-- BEGIN INPUT RECORDS --

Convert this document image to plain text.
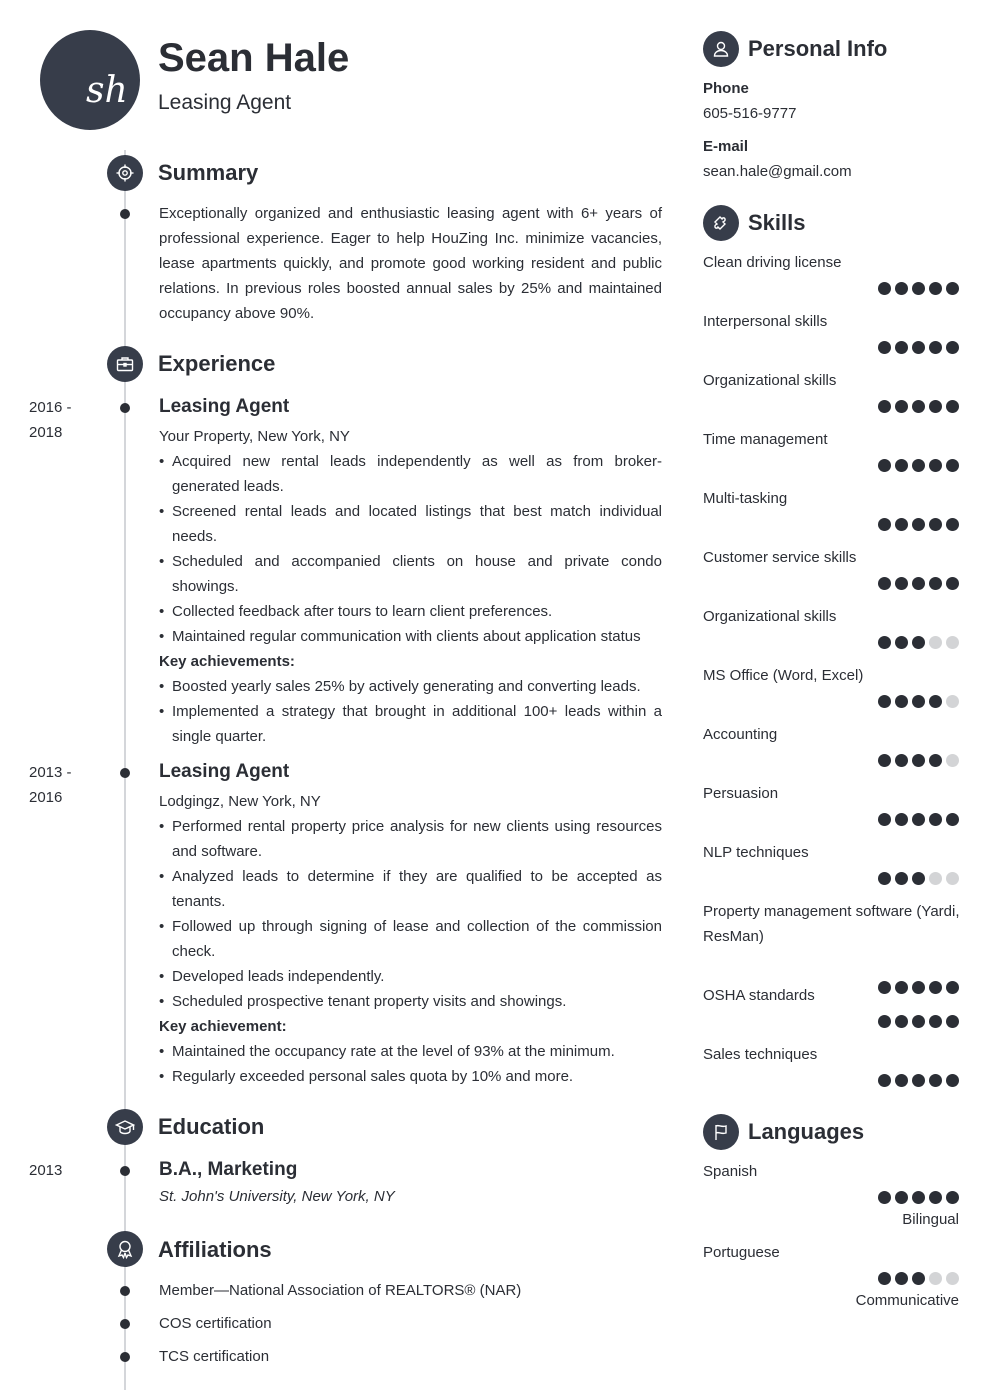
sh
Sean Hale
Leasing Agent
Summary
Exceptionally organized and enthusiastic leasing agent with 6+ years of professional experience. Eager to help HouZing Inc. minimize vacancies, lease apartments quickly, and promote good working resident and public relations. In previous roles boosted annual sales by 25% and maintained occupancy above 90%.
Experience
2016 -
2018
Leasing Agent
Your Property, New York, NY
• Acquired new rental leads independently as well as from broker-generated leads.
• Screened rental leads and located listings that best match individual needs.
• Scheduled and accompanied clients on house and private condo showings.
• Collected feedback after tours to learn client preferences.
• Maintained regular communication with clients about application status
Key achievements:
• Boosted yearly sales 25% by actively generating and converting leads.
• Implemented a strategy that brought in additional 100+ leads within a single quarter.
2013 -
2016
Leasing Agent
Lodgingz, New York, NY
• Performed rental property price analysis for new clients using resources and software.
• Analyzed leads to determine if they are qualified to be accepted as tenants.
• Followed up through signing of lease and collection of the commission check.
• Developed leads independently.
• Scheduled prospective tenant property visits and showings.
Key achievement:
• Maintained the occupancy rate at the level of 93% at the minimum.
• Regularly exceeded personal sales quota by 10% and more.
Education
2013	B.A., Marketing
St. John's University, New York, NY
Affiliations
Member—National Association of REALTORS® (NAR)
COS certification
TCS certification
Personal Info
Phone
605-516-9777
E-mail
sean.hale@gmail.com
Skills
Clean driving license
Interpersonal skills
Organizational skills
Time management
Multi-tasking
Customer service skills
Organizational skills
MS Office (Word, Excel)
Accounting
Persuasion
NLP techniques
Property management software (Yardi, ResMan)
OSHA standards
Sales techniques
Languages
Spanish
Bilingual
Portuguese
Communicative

-- END INPUT RECORDS --

§ **TASK PROMPT**:
Return the full material word for word. Do not include the pictures.

§ **PROBLEM SOLUTION**:
Convert this document image to plain text.
sh
Sean Hale
Leasing Agent
Summary
Exceptionally organized and enthusiastic leasing agent with 6+ years of professional experience. Eager to help HouZing Inc. minimize vacancies, lease apartments quickly, and promote good working resident and public relations. In previous roles boosted annual sales by 25% and maintained occupancy above 90%.
Experience
2016 -
2018
Leasing Agent
Your Property, New York, NY
• Acquired new rental leads independently as well as from broker-generated leads.
• Screened rental leads and located listings that best match individual needs.
• Scheduled and accompanied clients on house and private condo showings.
• Collected feedback after tours to learn client preferences.
• Maintained regular communication with clients about application status
Key achievements:
• Boosted yearly sales 25% by actively generating and converting leads.
• Implemented a strategy that brought in additional 100+ leads within a single quarter.
2013 -
2016
Leasing Agent
Lodgingz, New York, NY
• Performed rental property price analysis for new clients using resources and software.
• Analyzed leads to determine if they are qualified to be accepted as tenants.
• Followed up through signing of lease and collection of the commission check.
• Developed leads independently.
• Scheduled prospective tenant property visits and showings.
Key achievement:
• Maintained the occupancy rate at the level of 93% at the minimum.
• Regularly exceeded personal sales quota by 10% and more.
Education
2013	B.A., Marketing
St. John's University, New York, NY
Affiliations
Member—National Association of REALTORS® (NAR)
COS certification
TCS certification
Personal Info
Phone
605-516-9777
E-mail
sean.hale@gmail.com
Skills
Clean driving license
Interpersonal skills
Organizational skills
Time management
Multi-tasking
Customer service skills
Organizational skills
MS Office (Word, Excel)
Accounting
Persuasion
NLP techniques
Property management software (Yardi, ResMan)
OSHA standards
Sales techniques
Languages
Spanish
Bilingual
Portuguese
Communicative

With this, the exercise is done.